**Excerpted data**:

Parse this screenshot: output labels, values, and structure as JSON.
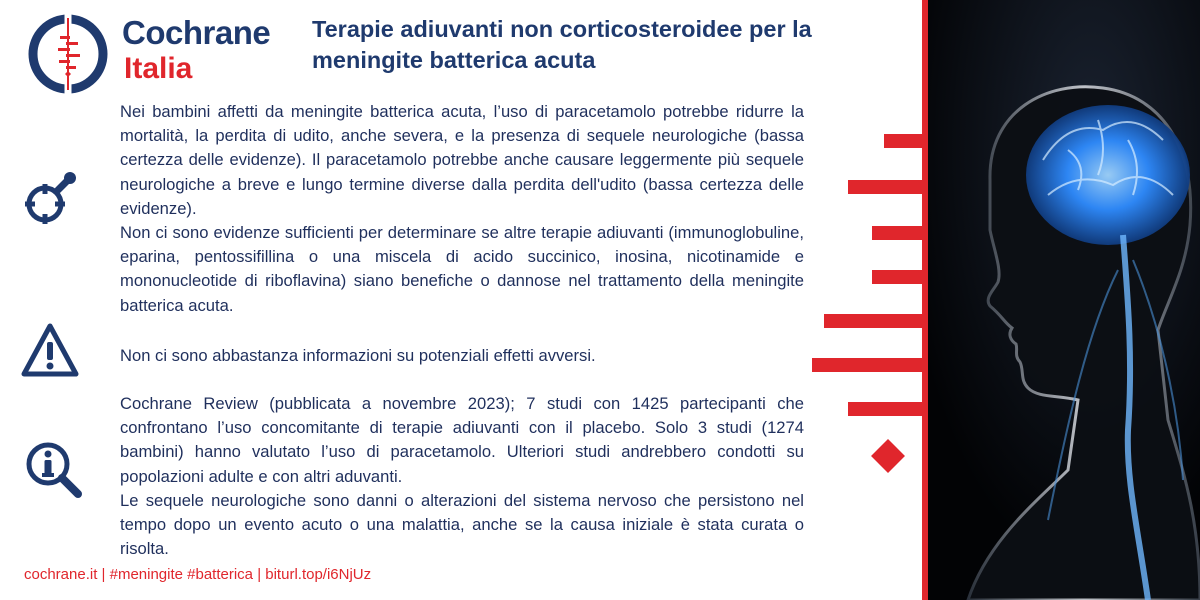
{
  "header": {
    "brand_line1": "Cochrane",
    "brand_line2": "Italia",
    "title": "Terapie adiuvanti non corticosteroidee per la meningite batterica acuta"
  },
  "sections": {
    "results": {
      "icon": "target-magnifier-icon",
      "paragraphs": [
        "Nei bambini affetti da meningite batterica acuta, l’uso di paracetamolo potrebbe ridurre la mortalità, la perdita di udito, anche severa, e la presenza di sequele neurologiche (bassa certezza delle evidenze). Il paracetamolo potrebbe anche causare leggermente più sequele neurologiche a breve e lungo termine diverse dalla perdita dell'udito (bassa certezza delle evidenze).",
        "Non ci sono evidenze sufficienti per determinare se altre terapie adiuvanti (immunoglobuline, eparina, pentossifillina o una miscela di acido succinico, inosina, nicotinamide e mononucleotide di riboflavina) siano benefiche o dannose nel trattamento della meningite batterica acuta."
      ]
    },
    "warning": {
      "icon": "warning-triangle-icon",
      "text": "Non ci sono abbastanza informazioni su potenziali effetti avversi."
    },
    "info": {
      "icon": "info-magnifier-icon",
      "paragraphs": [
        "Cochrane Review (pubblicata a novembre 2023); 7 studi con 1425 partecipanti che confrontano l’uso concomitante di terapie adiuvanti con il placebo. Solo 3 studi (1274 bambini) hanno valutato l’uso di paracetamolo. Ulteriori studi andrebbero condotti su popolazioni adulte e con altri aduvanti.",
        "Le sequele neurologiche sono danni o alterazioni del sistema nervoso che persistono nel tempo dopo un evento acuto o una malattia, anche se la causa iniziale è stata curata o risolta."
      ]
    }
  },
  "footer": {
    "text": "cochrane.it |  #meningite #batterica | biturl.top/i6NjUz"
  },
  "colors": {
    "navy": "#1f3a6e",
    "red": "#e0262c",
    "text": "#1f2f5c",
    "brain_glow": "#3aa0ff"
  }
}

**Short task**:
Every line of the material is to be quoted exactly, with no pictures carried over.

**The response**:
Parse this screenshot: output labels, values, and structure as JSON.
{
  "header": {
    "brand_line1": "Cochrane",
    "brand_line2": "Italia",
    "title": "Terapie adiuvanti non corticosteroidee per la meningite batterica acuta"
  },
  "sections": {
    "results": {
      "icon": "target-magnifier-icon",
      "paragraphs": [
        "Nei bambini affetti da meningite batterica acuta, l’uso di paracetamolo potrebbe ridurre la mortalità, la perdita di udito, anche severa, e la presenza di sequele neurologiche (bassa certezza delle evidenze). Il paracetamolo potrebbe anche causare leggermente più sequele neurologiche a breve e lungo termine diverse dalla perdita dell'udito (bassa certezza delle evidenze).",
        "Non ci sono evidenze sufficienti per determinare se altre terapie adiuvanti (immunoglobuline, eparina, pentossifillina o una miscela di acido succinico, inosina, nicotinamide e mononucleotide di riboflavina) siano benefiche o dannose nel trattamento della meningite batterica acuta."
      ]
    },
    "warning": {
      "icon": "warning-triangle-icon",
      "text": "Non ci sono abbastanza informazioni su potenziali effetti avversi."
    },
    "info": {
      "icon": "info-magnifier-icon",
      "paragraphs": [
        "Cochrane Review (pubblicata a novembre 2023); 7 studi con 1425 partecipanti che confrontano l’uso concomitante di terapie adiuvanti con il placebo. Solo 3 studi (1274 bambini) hanno valutato l’uso di paracetamolo. Ulteriori studi andrebbero condotti su popolazioni adulte e con altri aduvanti.",
        "Le sequele neurologiche sono danni o alterazioni del sistema nervoso che persistono nel tempo dopo un evento acuto o una malattia, anche se la causa iniziale è stata curata o risolta."
      ]
    }
  },
  "footer": {
    "text": "cochrane.it |  #meningite #batterica | biturl.top/i6NjUz"
  },
  "colors": {
    "navy": "#1f3a6e",
    "red": "#e0262c",
    "text": "#1f2f5c",
    "brain_glow": "#3aa0ff"
  }
}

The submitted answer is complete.